[WHAT THIS TASK INVOLVES]:
Using the listing below, please gather every line containing the word "indeed".

[Collection entries]:
• • •

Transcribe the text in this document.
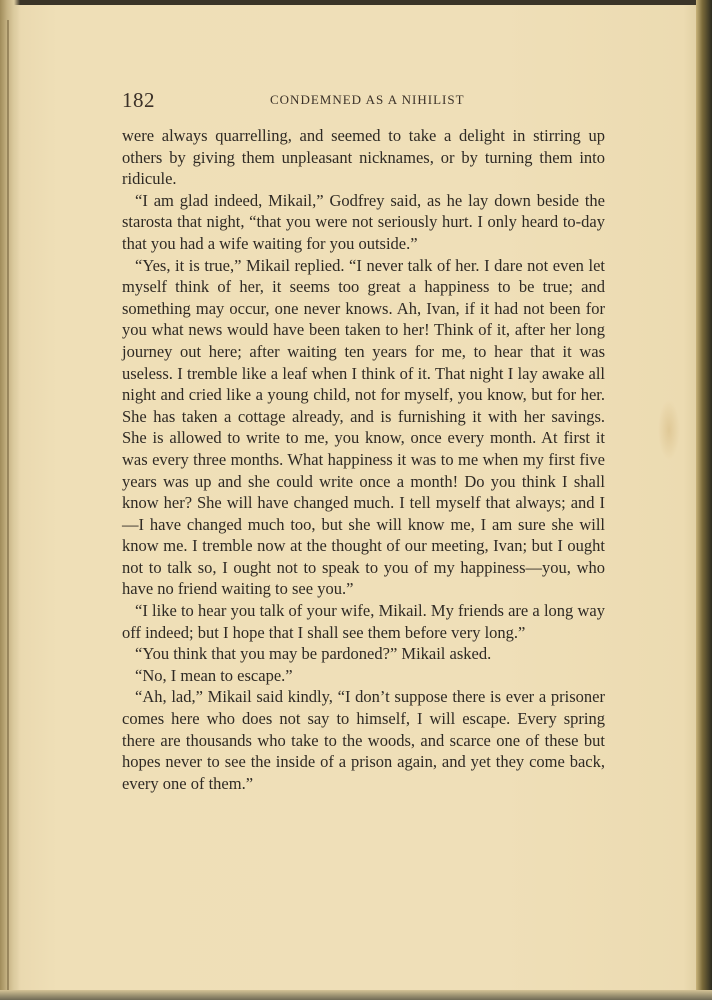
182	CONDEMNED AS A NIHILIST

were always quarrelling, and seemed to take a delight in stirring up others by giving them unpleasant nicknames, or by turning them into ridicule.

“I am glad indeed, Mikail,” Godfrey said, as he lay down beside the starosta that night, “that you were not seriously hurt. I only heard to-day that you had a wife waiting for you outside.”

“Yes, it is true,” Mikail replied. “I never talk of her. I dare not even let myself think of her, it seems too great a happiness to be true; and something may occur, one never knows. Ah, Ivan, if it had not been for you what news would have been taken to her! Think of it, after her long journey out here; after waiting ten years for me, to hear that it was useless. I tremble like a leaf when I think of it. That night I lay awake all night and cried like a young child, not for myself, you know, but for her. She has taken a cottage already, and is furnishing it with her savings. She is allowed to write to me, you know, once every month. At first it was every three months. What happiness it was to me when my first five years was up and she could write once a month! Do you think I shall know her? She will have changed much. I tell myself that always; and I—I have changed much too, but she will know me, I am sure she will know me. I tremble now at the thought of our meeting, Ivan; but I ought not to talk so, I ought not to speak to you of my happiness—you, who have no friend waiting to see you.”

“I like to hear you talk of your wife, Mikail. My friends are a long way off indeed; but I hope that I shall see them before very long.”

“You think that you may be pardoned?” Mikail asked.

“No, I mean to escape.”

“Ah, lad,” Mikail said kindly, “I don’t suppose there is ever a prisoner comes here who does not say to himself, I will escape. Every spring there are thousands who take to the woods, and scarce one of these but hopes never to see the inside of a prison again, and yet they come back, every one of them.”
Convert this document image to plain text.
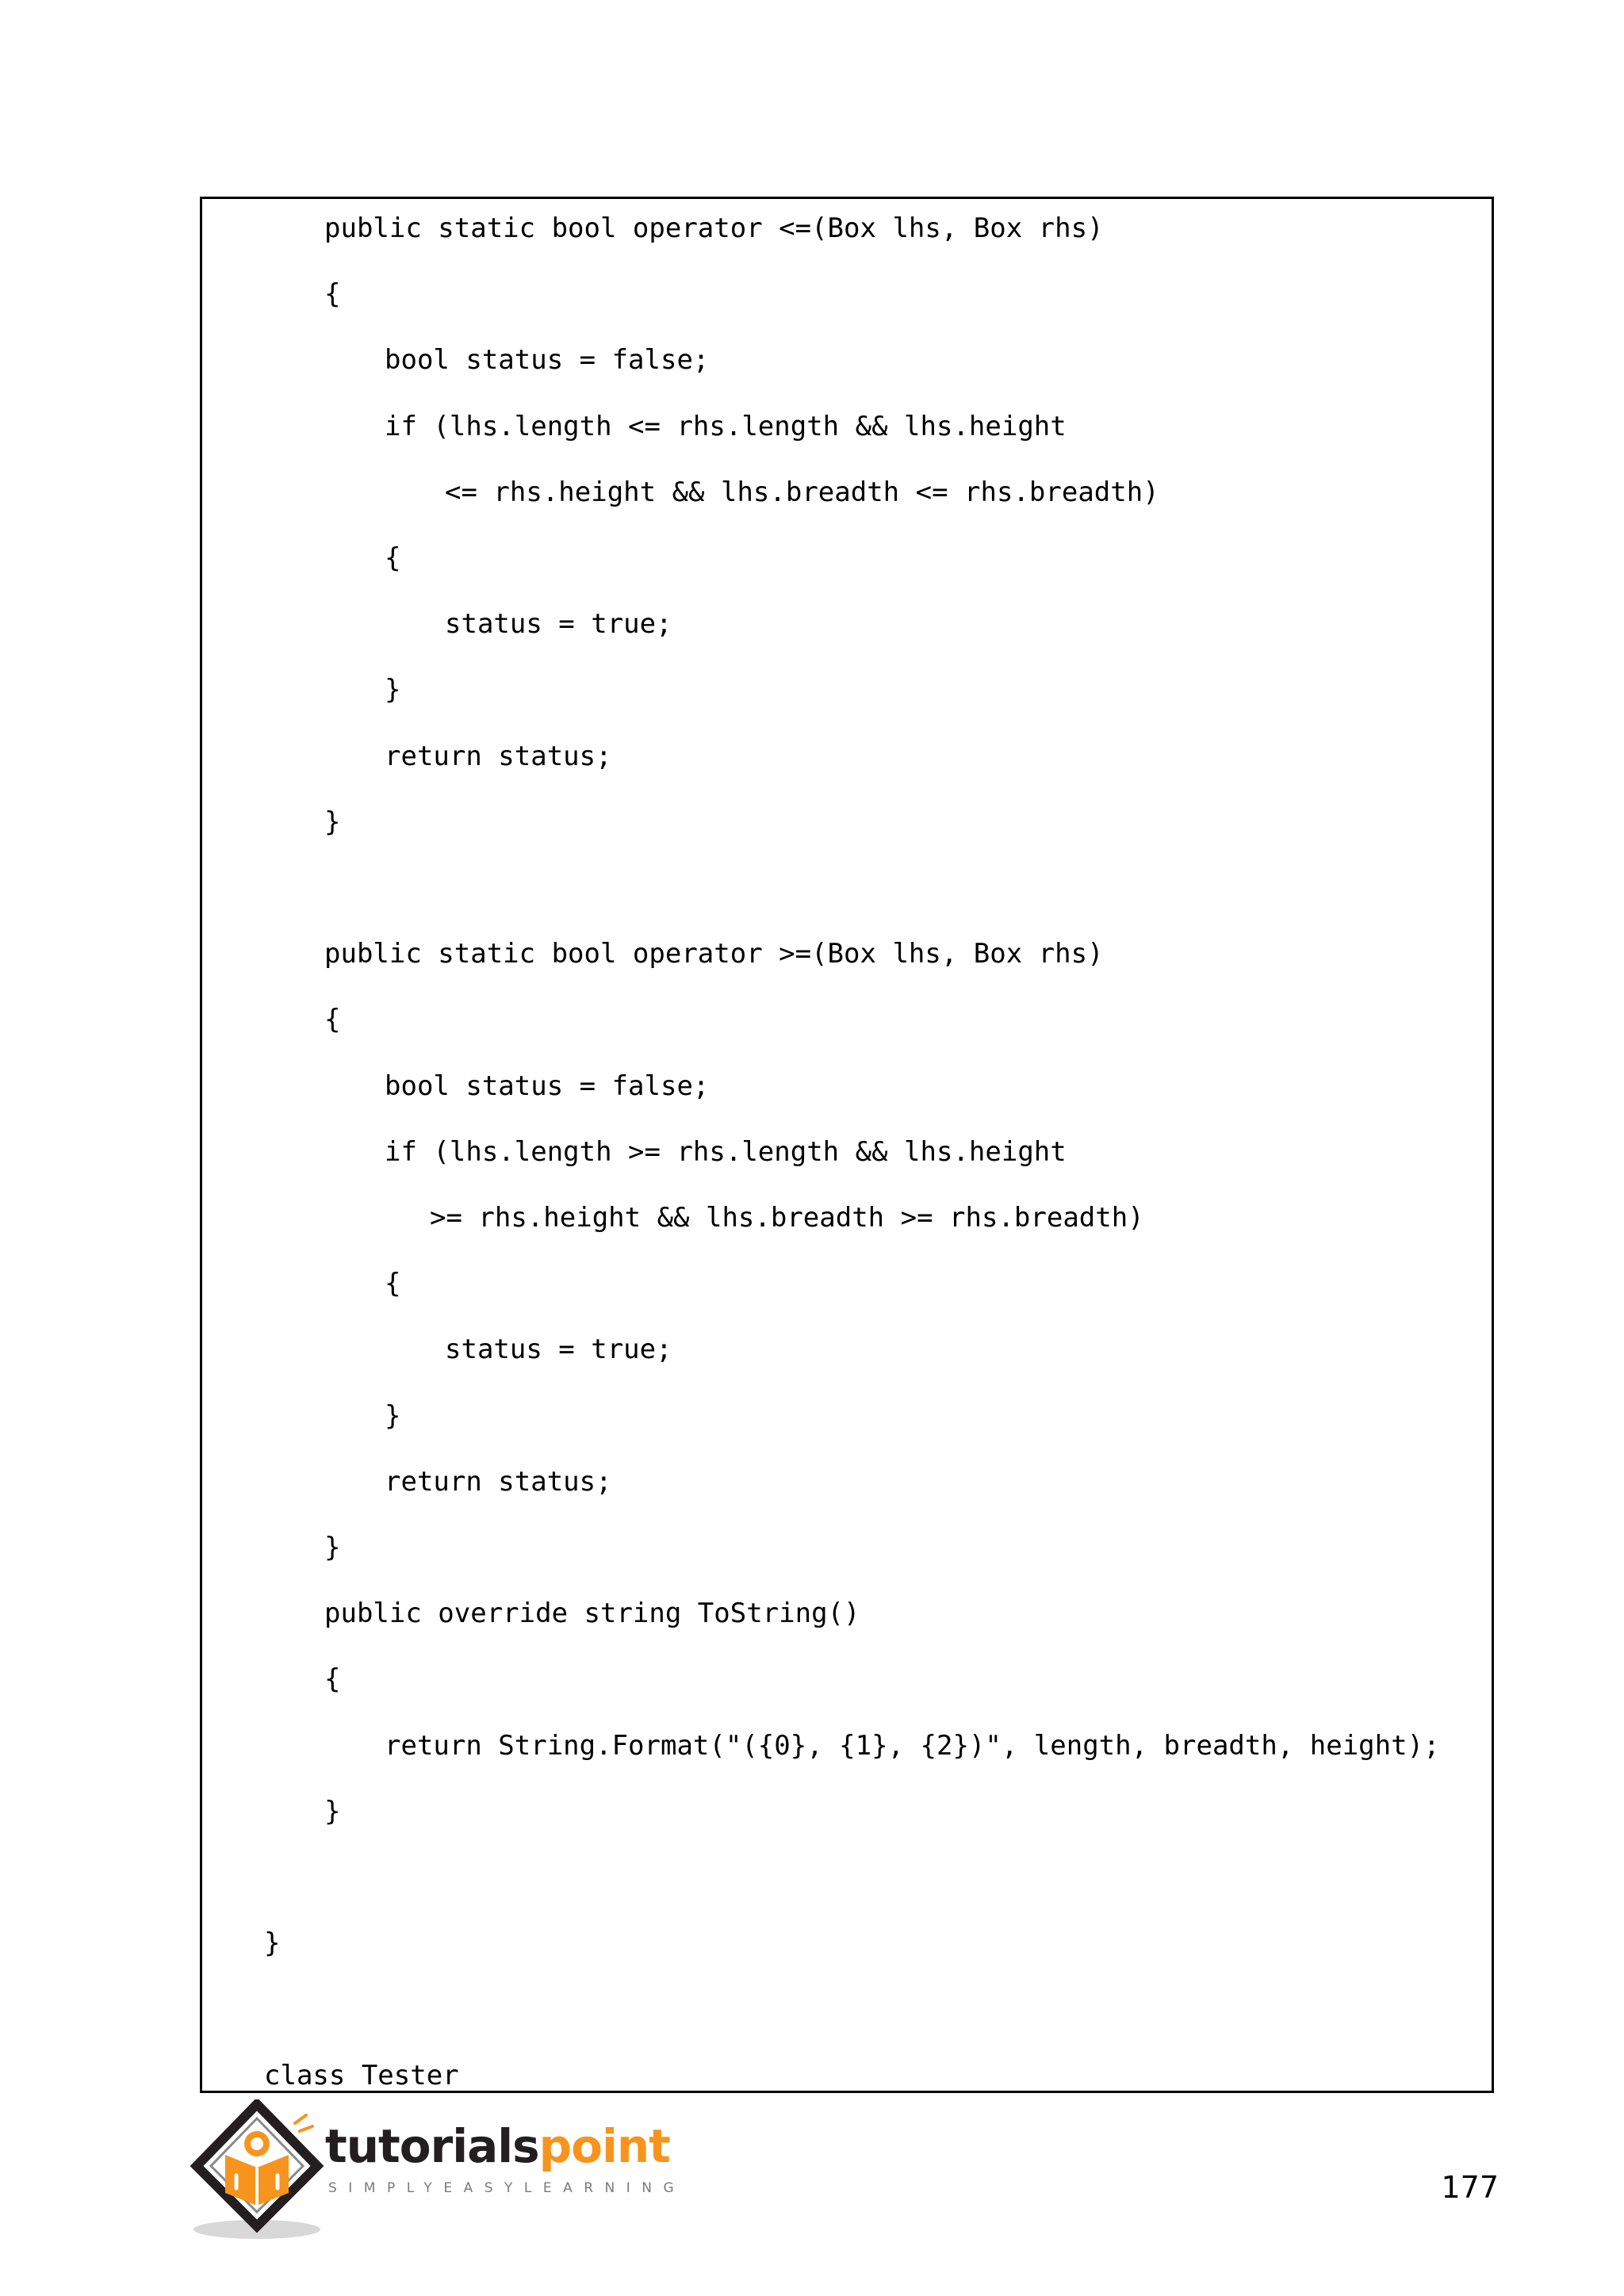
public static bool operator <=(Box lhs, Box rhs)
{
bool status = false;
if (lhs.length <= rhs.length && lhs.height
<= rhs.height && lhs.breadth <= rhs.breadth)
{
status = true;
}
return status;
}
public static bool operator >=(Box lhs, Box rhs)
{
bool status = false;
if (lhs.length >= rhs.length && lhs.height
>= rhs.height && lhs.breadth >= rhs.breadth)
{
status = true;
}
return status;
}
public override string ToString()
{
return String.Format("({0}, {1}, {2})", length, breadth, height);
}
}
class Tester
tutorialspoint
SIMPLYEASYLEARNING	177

• • •

[SOLUTION]:
“I am glad indeed, Mikail,” Godfrey said, as he lay down beside the starosta that night, “that you were not seriously hurt. I only heard to-day that you had a wife waiting for you outside.”
“I like to hear you talk of your wife, Mikail. My friends are a long way off indeed; but I hope that I shall see them before very long.”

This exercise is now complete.